Stated goal
Below is a block of records: output all of them exactly and leave out the pictures.

|---|

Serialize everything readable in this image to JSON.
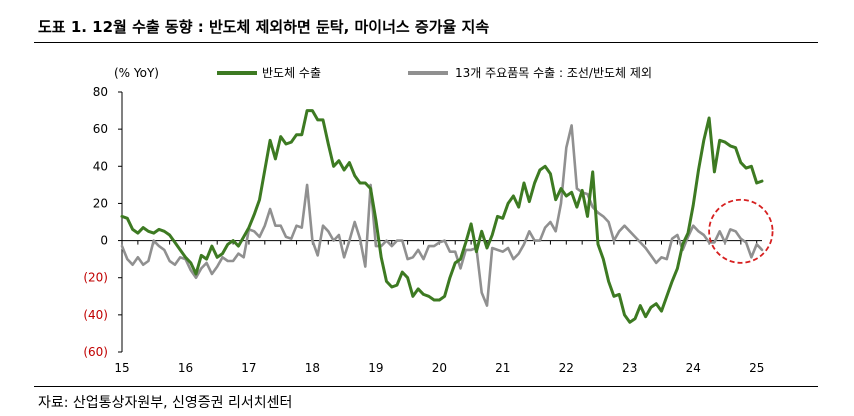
{
  "title": "도표 1. 12월 수출 동향 : 반도체 제외하면 둔탁, 마이너스 증가율 지속",
  "source": "자료: 산업통상자원부, 신영증권 리서치센터",
  "colors": {
    "green": "#3d7a22",
    "gray": "#909090",
    "negative_tick": "#c00000",
    "annotation": "#d62020"
  },
  "chart_data": {
    "type": "line",
    "title": "",
    "xlabel": "",
    "ylabel": "(% YoY)",
    "ylim": [
      -60,
      80
    ],
    "yticks": [
      80,
      60,
      40,
      20,
      0,
      -20,
      -40,
      -60
    ],
    "ytick_labels": [
      "80",
      "60",
      "40",
      "20",
      "0",
      "(20)",
      "(40)",
      "(60)"
    ],
    "xlim": [
      0,
      121
    ],
    "xticks": [
      0,
      12,
      24,
      36,
      48,
      60,
      72,
      84,
      96,
      108,
      120
    ],
    "xtick_labels": [
      "15",
      "16",
      "17",
      "18",
      "19",
      "20",
      "21",
      "22",
      "23",
      "24",
      "25"
    ],
    "grid": false,
    "legend": "top",
    "annotations": [
      {
        "type": "dashed-ellipse",
        "center": [
          117,
          5
        ],
        "rx": 6,
        "ry": 17
      }
    ],
    "series": [
      {
        "name": "반도체 수출",
        "color": "#3d7a22",
        "x_start": 0,
        "values": [
          13,
          12,
          6,
          4,
          7,
          5,
          4,
          6,
          5,
          3,
          -1,
          -5,
          -9,
          -12,
          -18,
          -8,
          -10,
          -3,
          -9,
          -7,
          -2,
          0,
          -3,
          2,
          7,
          14,
          22,
          38,
          54,
          44,
          56,
          52,
          53,
          57,
          57,
          70,
          70,
          65,
          65,
          52,
          40,
          43,
          38,
          42,
          35,
          31,
          31,
          28,
          11,
          -9,
          -22,
          -25,
          -24,
          -17,
          -20,
          -30,
          -26,
          -29,
          -30,
          -32,
          -32,
          -30,
          -20,
          -12,
          -10,
          -1,
          9,
          -6,
          5,
          -4,
          3,
          13,
          12,
          20,
          24,
          18,
          31,
          21,
          31,
          38,
          40,
          36,
          22,
          28,
          24,
          26,
          18,
          27,
          13,
          37,
          -2,
          -10,
          -22,
          -30,
          -29,
          -40,
          -44,
          -42,
          -35,
          -41,
          -36,
          -34,
          -38,
          -30,
          -22,
          -15,
          -2,
          4,
          19,
          38,
          54,
          66,
          37,
          54,
          53,
          51,
          50,
          42,
          39,
          40,
          31,
          32
        ]
      },
      {
        "name": "13개 주요품목 수출 : 조선/반도체 제외",
        "color": "#909090",
        "x_start": 0,
        "values": [
          -3,
          -10,
          -13,
          -9,
          -13,
          -11,
          0,
          -3,
          -5,
          -11,
          -13,
          -9,
          -10,
          -16,
          -20,
          -15,
          -12,
          -18,
          -14,
          -9,
          -11,
          -11,
          -7,
          -9,
          6,
          5,
          2,
          8,
          17,
          8,
          8,
          2,
          1,
          8,
          7,
          30,
          0,
          -8,
          8,
          5,
          0,
          3,
          -9,
          0,
          10,
          1,
          -14,
          30,
          -3,
          -3,
          0,
          -3,
          0,
          0,
          -10,
          -9,
          -5,
          -10,
          -3,
          -3,
          -1,
          0,
          -6,
          -6,
          -15,
          -5,
          -5,
          -4,
          -28,
          -35,
          -4,
          -5,
          -6,
          -4,
          -10,
          -7,
          -2,
          5,
          0,
          0,
          7,
          10,
          5,
          20,
          50,
          62,
          28,
          26,
          25,
          18,
          15,
          13,
          10,
          0,
          5,
          8,
          5,
          2,
          -1,
          -4,
          -8,
          -12,
          -9,
          -10,
          1,
          3,
          -5,
          2,
          8,
          5,
          3,
          -1,
          -1,
          5,
          -1,
          6,
          5,
          1,
          -1,
          -9,
          -2,
          -5
        ]
      }
    ]
  }
}
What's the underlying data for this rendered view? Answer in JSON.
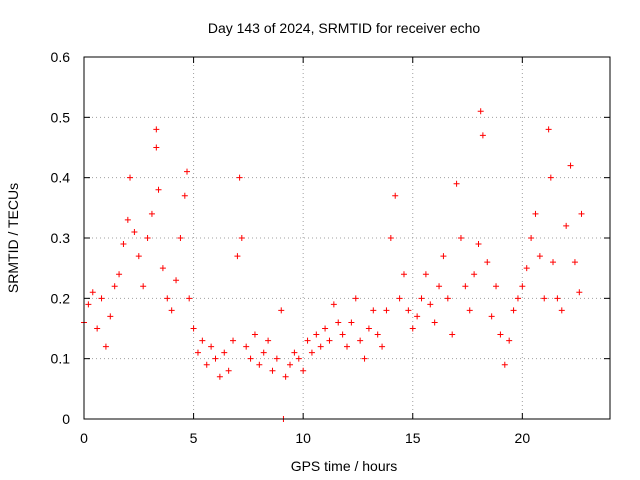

|---|

Problem solution
Serialize everything readable in this image to JSON.
{
  "title": "도표 1. 12월 수출 동향 : 반도체 제외하면 둔탁, 마이너스 증가율 지속",
  "source": "자료: 산업통상자원부, 신영증권 리서치센터",
  "colors": {
    "green": "#3d7a22",
    "gray": "#909090",
    "negative_tick": "#c00000",
    "annotation": "#d62020"
  },
  "chart_data": {
    "type": "line",
    "title": "",
    "xlabel": "",
    "ylabel": "(% YoY)",
    "ylim": [
      -60,
      80
    ],
    "yticks": [
      80,
      60,
      40,
      20,
      0,
      -20,
      -40,
      -60
    ],
    "ytick_labels": [
      "80",
      "60",
      "40",
      "20",
      "0",
      "(20)",
      "(40)",
      "(60)"
    ],
    "xlim": [
      0,
      121
    ],
    "xticks": [
      0,
      12,
      24,
      36,
      48,
      60,
      72,
      84,
      96,
      108,
      120
    ],
    "xtick_labels": [
      "15",
      "16",
      "17",
      "18",
      "19",
      "20",
      "21",
      "22",
      "23",
      "24",
      "25"
    ],
    "grid": false,
    "legend": "top",
    "annotations": [
      {
        "type": "dashed-ellipse",
        "center": [
          117,
          5
        ],
        "rx": 6,
        "ry": 17
      }
    ],
    "series": [
      {
        "name": "반도체 수출",
        "color": "#3d7a22",
        "x_start": 0,
        "values": [
          13,
          12,
          6,
          4,
          7,
          5,
          4,
          6,
          5,
          3,
          -1,
          -5,
          -9,
          -12,
          -18,
          -8,
          -10,
          -3,
          -9,
          -7,
          -2,
          0,
          -3,
          2,
          7,
          14,
          22,
          38,
          54,
          44,
          56,
          52,
          53,
          57,
          57,
          70,
          70,
          65,
          65,
          52,
          40,
          43,
          38,
          42,
          35,
          31,
          31,
          28,
          11,
          -9,
          -22,
          -25,
          -24,
          -17,
          -20,
          -30,
          -26,
          -29,
          -30,
          -32,
          -32,
          -30,
          -20,
          -12,
          -10,
          -1,
          9,
          -6,
          5,
          -4,
          3,
          13,
          12,
          20,
          24,
          18,
          31,
          21,
          31,
          38,
          40,
          36,
          22,
          28,
          24,
          26,
          18,
          27,
          13,
          37,
          -2,
          -10,
          -22,
          -30,
          -29,
          -40,
          -44,
          -42,
          -35,
          -41,
          -36,
          -34,
          -38,
          -30,
          -22,
          -15,
          -2,
          4,
          19,
          38,
          54,
          66,
          37,
          54,
          53,
          51,
          50,
          42,
          39,
          40,
          31,
          32
        ]
      },
      {
        "name": "13개 주요품목 수출 : 조선/반도체 제외",
        "color": "#909090",
        "x_start": 0,
        "values": [
          -3,
          -10,
          -13,
          -9,
          -13,
          -11,
          0,
          -3,
          -5,
          -11,
          -13,
          -9,
          -10,
          -16,
          -20,
          -15,
          -12,
          -18,
          -14,
          -9,
          -11,
          -11,
          -7,
          -9,
          6,
          5,
          2,
          8,
          17,
          8,
          8,
          2,
          1,
          8,
          7,
          30,
          0,
          -8,
          8,
          5,
          0,
          3,
          -9,
          0,
          10,
          1,
          -14,
          30,
          -3,
          -3,
          0,
          -3,
          0,
          0,
          -10,
          -9,
          -5,
          -10,
          -3,
          -3,
          -1,
          0,
          -6,
          -6,
          -15,
          -5,
          -5,
          -4,
          -28,
          -35,
          -4,
          -5,
          -6,
          -4,
          -10,
          -7,
          -2,
          5,
          0,
          0,
          7,
          10,
          5,
          20,
          50,
          62,
          28,
          26,
          25,
          18,
          15,
          13,
          10,
          0,
          5,
          8,
          5,
          2,
          -1,
          -4,
          -8,
          -12,
          -9,
          -10,
          1,
          3,
          -5,
          2,
          8,
          5,
          3,
          -1,
          -1,
          5,
          -1,
          6,
          5,
          1,
          -1,
          -9,
          -2,
          -5
        ]
      }
    ]
  }
}
What's the underlying data for this rendered view? Answer in JSON.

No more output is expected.